Problem description
Quote every line of the data below as it stands, omitting pictures.

START Data to use

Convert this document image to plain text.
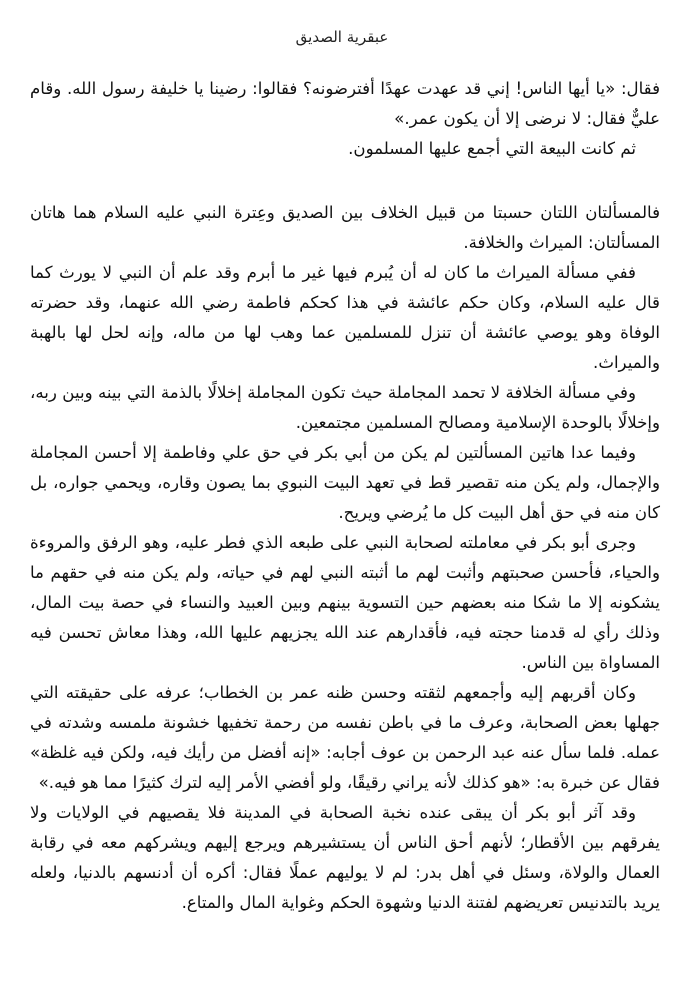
عبقرية الصديق

فقال: «يا أيها الناس! إني قد عهدت عهدًا أفترضونه؟ فقالوا: رضينا يا خليفة رسول الله. وقام عليٌّ فقال: لا نرضى إلا أن يكون عمر.»

ثم كانت البيعة التي أجمع عليها المسلمون.

فالمسألتان اللتان حسبتا من قبيل الخلاف بين الصديق وعِترة النبي عليه السلام هما هاتان المسألتان: الميراث والخلافة.

ففي مسألة الميراث ما كان له أن يُبرم فيها غير ما أبرم وقد علم أن النبي لا يورث كما قال عليه السلام، وكان حكم عائشة في هذا كحكم فاطمة رضي الله عنهما، وقد حضرته الوفاة وهو يوصي عائشة أن تنزل للمسلمين عما وهب لها من ماله، وإنه لحل لها بالهبة والميراث.

وفي مسألة الخلافة لا تحمد المجاملة حيث تكون المجاملة إخلالًا بالذمة التي بينه وبين ربه، وإخلالًا بالوحدة الإسلامية ومصالح المسلمين مجتمعين.

وفيما عدا هاتين المسألتين لم يكن من أبي بكر في حق علي وفاطمة إلا أحسن المجاملة والإجمال، ولم يكن منه تقصير قط في تعهد البيت النبوي بما يصون وقاره، ويحمي جواره، بل كان منه في حق أهل البيت كل ما يُرضي ويريح.

وجرى أبو بكر في معاملته لصحابة النبي على طبعه الذي فطر عليه، وهو الرفق والمروءة والحياء، فأحسن صحبتهم وأثبت لهم ما أثبته النبي لهم في حياته، ولم يكن منه في حقهم ما يشكونه إلا ما شكا منه بعضهم حين التسوية بينهم وبين العبيد والنساء في حصة بيت المال، وذلك رأي له قدمنا حجته فيه، فأقدارهم عند الله يجزيهم عليها الله، وهذا معاش تحسن فيه المساواة بين الناس.

وكان أقربهم إليه وأجمعهم لثقته وحسن ظنه عمر بن الخطاب؛ عرفه على حقيقته التي جهلها بعض الصحابة، وعرف ما في باطن نفسه من رحمة تخفيها خشونة ملمسه وشدته في عمله. فلما سأل عنه عبد الرحمن بن عوف أجابه: «إنه أفضل من رأيك فيه، ولكن فيه غلظة» فقال عن خبرة به: «هو كذلك لأنه يراني رقيقًا، ولو أفضي الأمر إليه لترك كثيرًا مما هو فيه.»

وقد آثر أبو بكر أن يبقى عنده نخبة الصحابة في المدينة فلا يقصيهم في الولايات ولا يفرقهم بين الأقطار؛ لأنهم أحق الناس أن يستشيرهم ويرجع إليهم ويشركهم معه في رقابة العمال والولاة، وسئل في أهل بدر: لم لا يوليهم عملًا فقال: أكره أن أدنسهم بالدنيا، ولعله يريد بالتدنيس تعريضهم لفتنة الدنيا وشهوة الحكم وغواية المال والمتاع.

END Data to use

Answer for this exercise
Convert this document image to plain text.
عبقرية الصديق

فقال: «يا أيها الناس! إني قد عهدت عهدًا أفترضونه؟ فقالوا: رضينا يا خليفة رسول الله. وقام عليٌّ فقال: لا نرضى إلا أن يكون عمر.»

ثم كانت البيعة التي أجمع عليها المسلمون.

فالمسألتان اللتان حسبتا من قبيل الخلاف بين الصديق وعِترة النبي عليه السلام هما هاتان المسألتان: الميراث والخلافة.

ففي مسألة الميراث ما كان له أن يُبرم فيها غير ما أبرم وقد علم أن النبي لا يورث كما قال عليه السلام، وكان حكم عائشة في هذا كحكم فاطمة رضي الله عنهما، وقد حضرته الوفاة وهو يوصي عائشة أن تنزل للمسلمين عما وهب لها من ماله، وإنه لحل لها بالهبة والميراث.

وفي مسألة الخلافة لا تحمد المجاملة حيث تكون المجاملة إخلالًا بالذمة التي بينه وبين ربه، وإخلالًا بالوحدة الإسلامية ومصالح المسلمين مجتمعين.

وفيما عدا هاتين المسألتين لم يكن من أبي بكر في حق علي وفاطمة إلا أحسن المجاملة والإجمال، ولم يكن منه تقصير قط في تعهد البيت النبوي بما يصون وقاره، ويحمي جواره، بل كان منه في حق أهل البيت كل ما يُرضي ويريح.

وجرى أبو بكر في معاملته لصحابة النبي على طبعه الذي فطر عليه، وهو الرفق والمروءة والحياء، فأحسن صحبتهم وأثبت لهم ما أثبته النبي لهم في حياته، ولم يكن منه في حقهم ما يشكونه إلا ما شكا منه بعضهم حين التسوية بينهم وبين العبيد والنساء في حصة بيت المال، وذلك رأي له قدمنا حجته فيه، فأقدارهم عند الله يجزيهم عليها الله، وهذا معاش تحسن فيه المساواة بين الناس.

وكان أقربهم إليه وأجمعهم لثقته وحسن ظنه عمر بن الخطاب؛ عرفه على حقيقته التي جهلها بعض الصحابة، وعرف ما في باطن نفسه من رحمة تخفيها خشونة ملمسه وشدته في عمله. فلما سأل عنه عبد الرحمن بن عوف أجابه: «إنه أفضل من رأيك فيه، ولكن فيه غلظة» فقال عن خبرة به: «هو كذلك لأنه يراني رقيقًا، ولو أفضي الأمر إليه لترك كثيرًا مما هو فيه.»

وقد آثر أبو بكر أن يبقى عنده نخبة الصحابة في المدينة فلا يقصيهم في الولايات ولا يفرقهم بين الأقطار؛ لأنهم أحق الناس أن يستشيرهم ويرجع إليهم ويشركهم معه في رقابة العمال والولاة، وسئل في أهل بدر: لم لا يوليهم عملًا فقال: أكره أن أدنسهم بالدنيا، ولعله يريد بالتدنيس تعريضهم لفتنة الدنيا وشهوة الحكم وغواية المال والمتاع.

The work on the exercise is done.